◆ **Objective**
Copy all of the material exactly. Pictures are not to appear in the copy.

-------- Supplied material

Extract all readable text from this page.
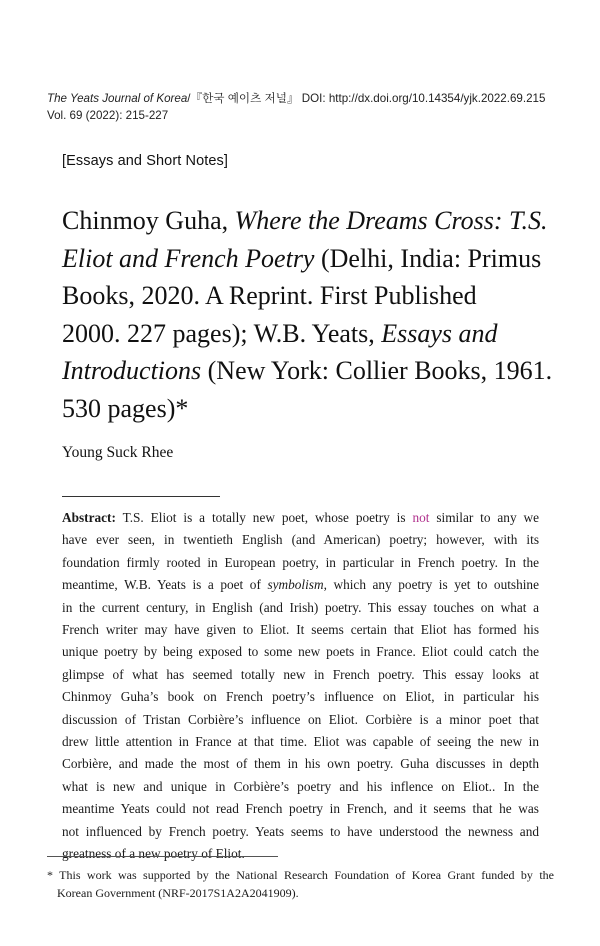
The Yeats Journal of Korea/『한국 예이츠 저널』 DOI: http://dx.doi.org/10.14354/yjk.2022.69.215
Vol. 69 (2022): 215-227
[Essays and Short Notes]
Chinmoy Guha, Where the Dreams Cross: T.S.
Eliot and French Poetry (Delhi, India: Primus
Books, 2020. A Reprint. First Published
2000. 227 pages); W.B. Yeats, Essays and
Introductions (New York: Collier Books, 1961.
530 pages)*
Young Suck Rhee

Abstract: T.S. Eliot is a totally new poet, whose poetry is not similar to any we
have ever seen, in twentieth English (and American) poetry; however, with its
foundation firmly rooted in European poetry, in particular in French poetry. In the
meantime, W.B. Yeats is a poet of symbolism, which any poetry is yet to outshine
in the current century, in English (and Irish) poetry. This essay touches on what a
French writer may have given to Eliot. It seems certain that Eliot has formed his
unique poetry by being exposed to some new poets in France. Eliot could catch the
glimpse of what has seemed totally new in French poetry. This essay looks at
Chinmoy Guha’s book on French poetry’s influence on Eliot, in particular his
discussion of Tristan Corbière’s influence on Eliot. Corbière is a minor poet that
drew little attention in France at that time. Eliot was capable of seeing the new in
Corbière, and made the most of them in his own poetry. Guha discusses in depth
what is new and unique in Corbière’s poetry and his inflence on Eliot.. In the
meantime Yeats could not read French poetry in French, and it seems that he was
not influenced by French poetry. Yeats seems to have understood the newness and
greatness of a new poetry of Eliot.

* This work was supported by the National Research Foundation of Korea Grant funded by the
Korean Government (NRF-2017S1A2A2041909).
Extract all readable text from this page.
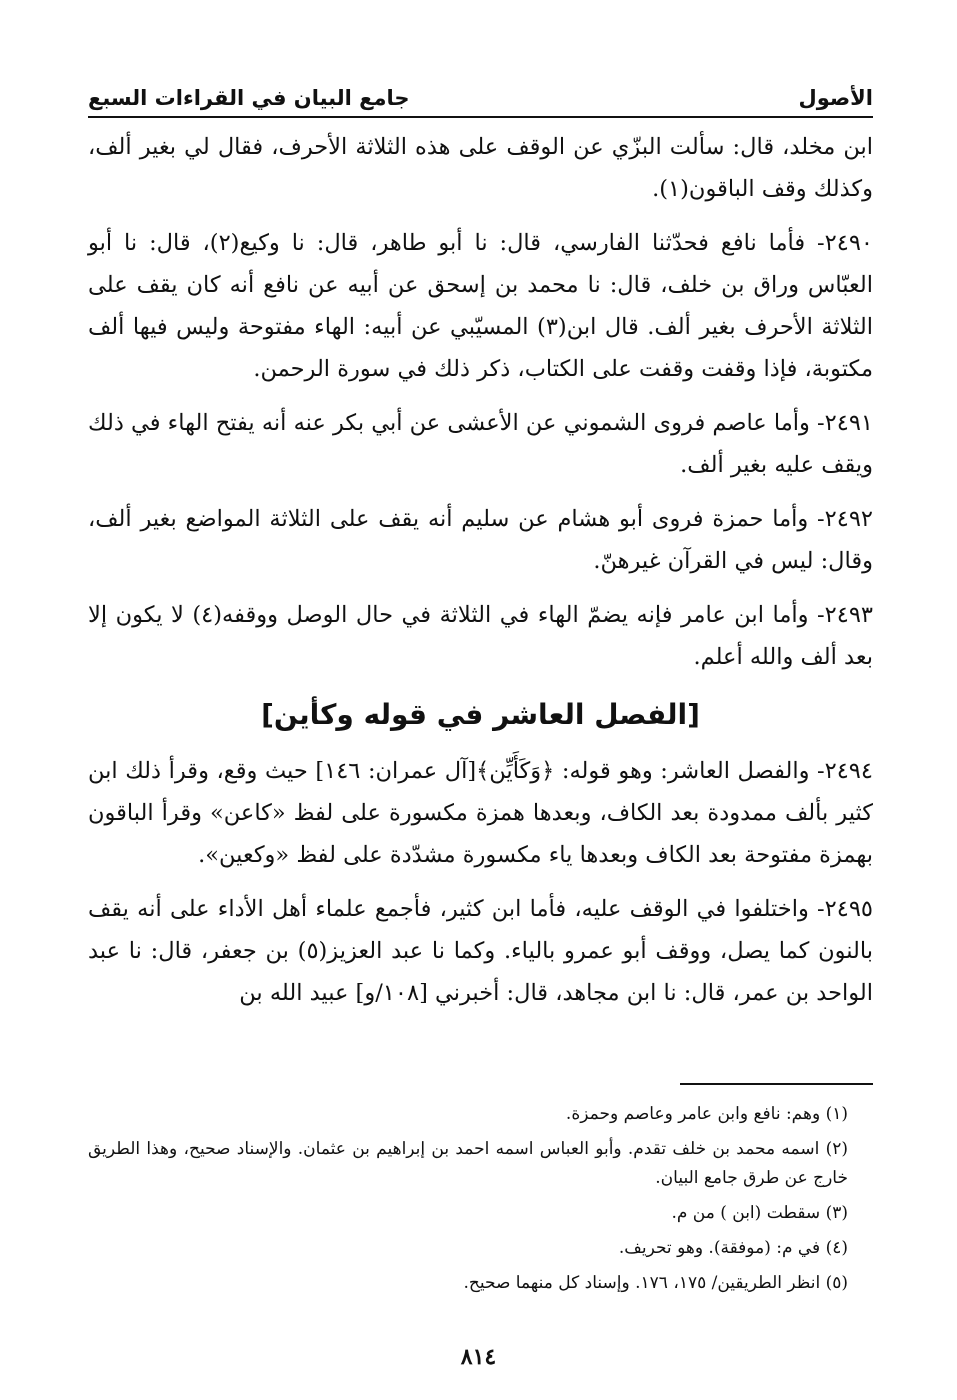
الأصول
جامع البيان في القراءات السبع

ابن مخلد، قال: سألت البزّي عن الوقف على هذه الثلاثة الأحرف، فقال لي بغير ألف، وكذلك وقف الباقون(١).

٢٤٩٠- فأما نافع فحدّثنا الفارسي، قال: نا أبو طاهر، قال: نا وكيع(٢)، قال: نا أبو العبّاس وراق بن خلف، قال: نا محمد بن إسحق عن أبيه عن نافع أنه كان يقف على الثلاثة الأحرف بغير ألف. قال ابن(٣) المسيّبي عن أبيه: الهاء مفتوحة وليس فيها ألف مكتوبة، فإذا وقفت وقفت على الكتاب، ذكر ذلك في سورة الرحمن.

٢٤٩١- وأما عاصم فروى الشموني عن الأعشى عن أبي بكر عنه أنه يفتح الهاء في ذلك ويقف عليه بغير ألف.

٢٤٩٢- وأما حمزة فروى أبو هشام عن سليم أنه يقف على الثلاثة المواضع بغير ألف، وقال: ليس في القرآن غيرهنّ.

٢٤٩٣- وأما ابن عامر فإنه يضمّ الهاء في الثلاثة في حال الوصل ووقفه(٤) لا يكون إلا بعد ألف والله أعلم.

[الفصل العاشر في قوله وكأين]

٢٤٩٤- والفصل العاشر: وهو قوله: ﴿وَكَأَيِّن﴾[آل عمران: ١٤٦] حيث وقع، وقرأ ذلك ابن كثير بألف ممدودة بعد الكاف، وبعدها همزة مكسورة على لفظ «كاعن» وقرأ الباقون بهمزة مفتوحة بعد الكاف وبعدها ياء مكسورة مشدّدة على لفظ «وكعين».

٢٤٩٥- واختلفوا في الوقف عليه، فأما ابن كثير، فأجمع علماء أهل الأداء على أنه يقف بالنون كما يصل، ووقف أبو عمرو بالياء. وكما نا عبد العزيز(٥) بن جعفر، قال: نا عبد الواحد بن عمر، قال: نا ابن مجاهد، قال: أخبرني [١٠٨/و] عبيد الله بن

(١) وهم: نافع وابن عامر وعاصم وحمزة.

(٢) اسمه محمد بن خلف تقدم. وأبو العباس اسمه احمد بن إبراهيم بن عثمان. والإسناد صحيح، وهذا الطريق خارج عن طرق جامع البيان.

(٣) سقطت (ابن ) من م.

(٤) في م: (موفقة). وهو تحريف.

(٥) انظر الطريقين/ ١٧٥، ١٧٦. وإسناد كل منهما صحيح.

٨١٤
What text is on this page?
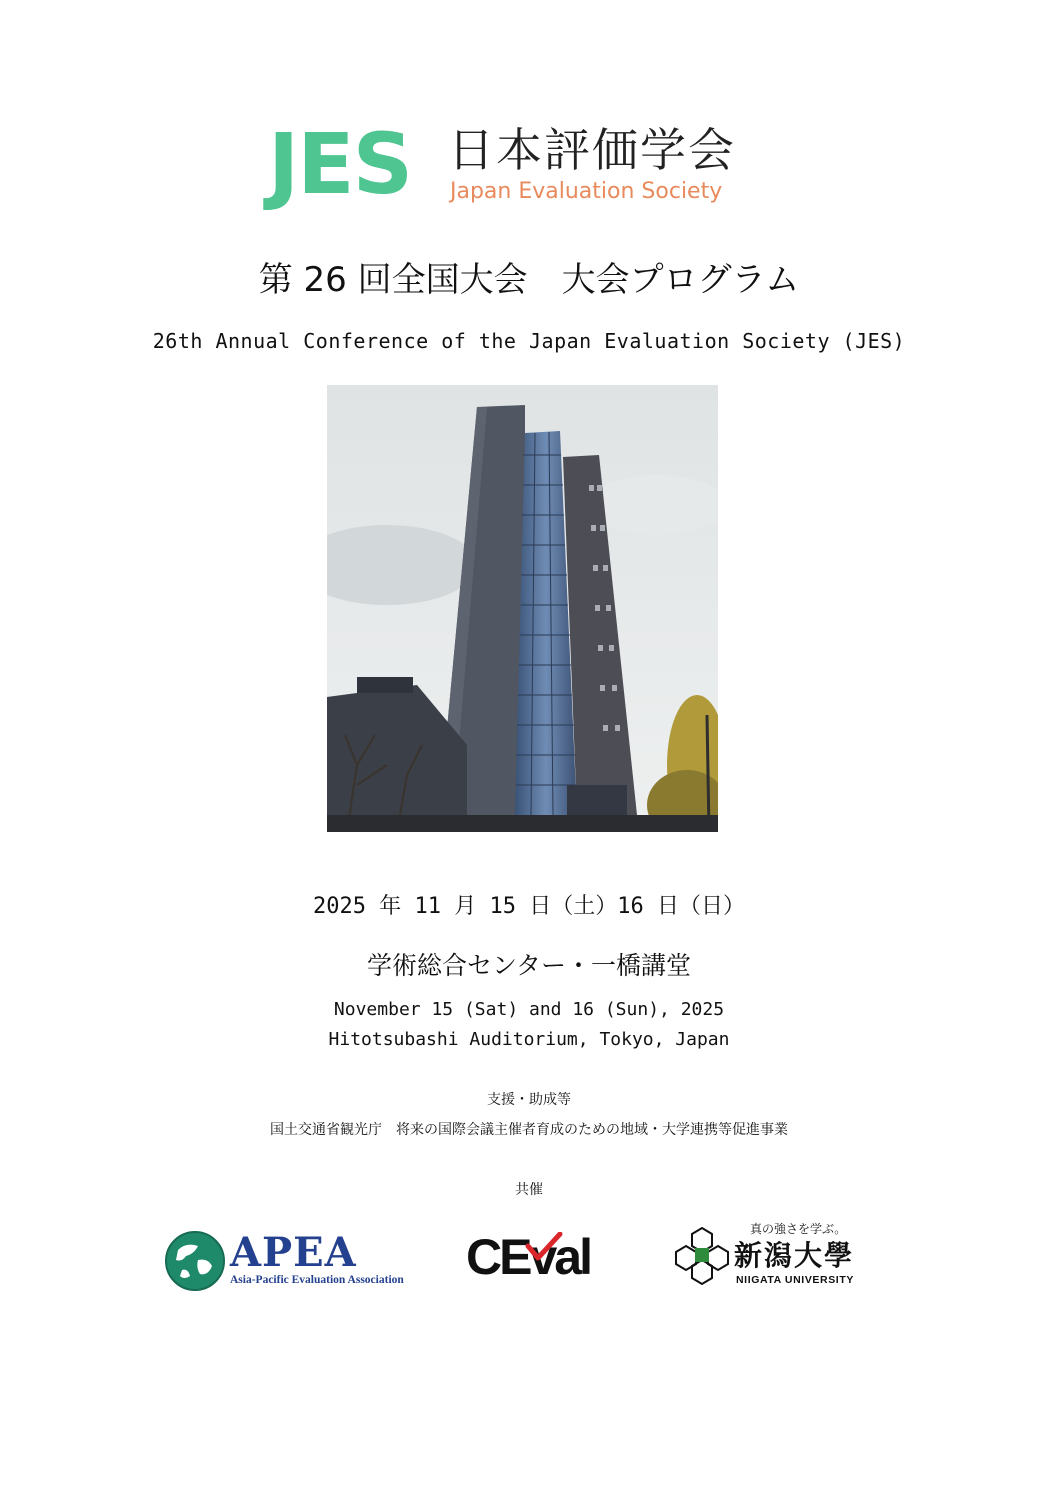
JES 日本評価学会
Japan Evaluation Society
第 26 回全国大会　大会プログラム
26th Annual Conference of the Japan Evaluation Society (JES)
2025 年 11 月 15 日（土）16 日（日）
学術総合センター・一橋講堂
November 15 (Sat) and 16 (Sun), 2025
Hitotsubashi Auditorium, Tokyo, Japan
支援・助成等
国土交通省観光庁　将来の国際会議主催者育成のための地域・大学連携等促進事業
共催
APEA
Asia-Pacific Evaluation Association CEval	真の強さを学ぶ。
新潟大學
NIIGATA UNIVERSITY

----------------

◆ **Full response**
Extract all readable text from this page.
The Yeats Journal of Korea/『한국 예이츠 저널』 DOI: http://dx.doi.org/10.14354/yjk.2022.69.215
Vol. 69 (2022): 215-227
[Essays and Short Notes]
Chinmoy Guha, Where the Dreams Cross: T.S.
Eliot and French Poetry (Delhi, India: Primus
Books, 2020. A Reprint. First Published
2000. 227 pages); W.B. Yeats, Essays and
Introductions (New York: Collier Books, 1961.
530 pages)*
Young Suck Rhee

Abstract: T.S. Eliot is a totally new poet, whose poetry is not similar to any we
have ever seen, in twentieth English (and American) poetry; however, with its
foundation firmly rooted in European poetry, in particular in French poetry. In the
meantime, W.B. Yeats is a poet of symbolism, which any poetry is yet to outshine
in the current century, in English (and Irish) poetry. This essay touches on what a
French writer may have given to Eliot. It seems certain that Eliot has formed his
unique poetry by being exposed to some new poets in France. Eliot could catch the
glimpse of what has seemed totally new in French poetry. This essay looks at
Chinmoy Guha’s book on French poetry’s influence on Eliot, in particular his
discussion of Tristan Corbière’s influence on Eliot. Corbière is a minor poet that
drew little attention in France at that time. Eliot was capable of seeing the new in
Corbière, and made the most of them in his own poetry. Guha discusses in depth
what is new and unique in Corbière’s poetry and his inflence on Eliot.. In the
meantime Yeats could not read French poetry in French, and it seems that he was
not influenced by French poetry. Yeats seems to have understood the newness and
greatness of a new poetry of Eliot.

* This work was supported by the National Research Foundation of Korea Grant funded by the
Korean Government (NRF-2017S1A2A2041909).
Extract all readable text from this page.
الأصول
جامع البيان في القراءات السبع

ابن مخلد، قال: سألت البزّي عن الوقف على هذه الثلاثة الأحرف، فقال لي بغير ألف، وكذلك وقف الباقون(١).

٢٤٩٠- فأما نافع فحدّثنا الفارسي، قال: نا أبو طاهر، قال: نا وكيع(٢)، قال: نا أبو العبّاس وراق بن خلف، قال: نا محمد بن إسحق عن أبيه عن نافع أنه كان يقف على الثلاثة الأحرف بغير ألف. قال ابن(٣) المسيّبي عن أبيه: الهاء مفتوحة وليس فيها ألف مكتوبة، فإذا وقفت وقفت على الكتاب، ذكر ذلك في سورة الرحمن.

٢٤٩١- وأما عاصم فروى الشموني عن الأعشى عن أبي بكر عنه أنه يفتح الهاء في ذلك ويقف عليه بغير ألف.

٢٤٩٢- وأما حمزة فروى أبو هشام عن سليم أنه يقف على الثلاثة المواضع بغير ألف، وقال: ليس في القرآن غيرهنّ.

٢٤٩٣- وأما ابن عامر فإنه يضمّ الهاء في الثلاثة في حال الوصل ووقفه(٤) لا يكون إلا بعد ألف والله أعلم.

[الفصل العاشر في قوله وكأين]

٢٤٩٤- والفصل العاشر: وهو قوله: ﴿وَكَأَيِّن﴾[آل عمران: ١٤٦] حيث وقع، وقرأ ذلك ابن كثير بألف ممدودة بعد الكاف، وبعدها همزة مكسورة على لفظ «كاعن» وقرأ الباقون بهمزة مفتوحة بعد الكاف وبعدها ياء مكسورة مشدّدة على لفظ «وكعين».

٢٤٩٥- واختلفوا في الوقف عليه، فأما ابن كثير، فأجمع علماء أهل الأداء على أنه يقف بالنون كما يصل، ووقف أبو عمرو بالياء. وكما نا عبد العزيز(٥) بن جعفر، قال: نا عبد الواحد بن عمر، قال: نا ابن مجاهد، قال: أخبرني [١٠٨/و] عبيد الله بن

(١) وهم: نافع وابن عامر وعاصم وحمزة.

(٢) اسمه محمد بن خلف تقدم. وأبو العباس اسمه احمد بن إبراهيم بن عثمان. والإسناد صحيح، وهذا الطريق خارج عن طرق جامع البيان.

(٣) سقطت (ابن ) من م.

(٤) في م: (موفقة). وهو تحريف.

(٥) انظر الطريقين/ ١٧٥، ١٧٦. وإسناد كل منهما صحيح.

٨١٤
What text is on this page?
JES 日本評価学会
Japan Evaluation Society
第 26 回全国大会　大会プログラム
26th Annual Conference of the Japan Evaluation Society (JES)
2025 年 11 月 15 日（土）16 日（日）
学術総合センター・一橋講堂
November 15 (Sat) and 16 (Sun), 2025
Hitotsubashi Auditorium, Tokyo, Japan
支援・助成等
国土交通省観光庁　将来の国際会議主催者育成のための地域・大学連携等促進事業
共催
APEA
Asia-Pacific Evaluation Association CEval	真の強さを学ぶ。
新潟大學
NIIGATA UNIVERSITY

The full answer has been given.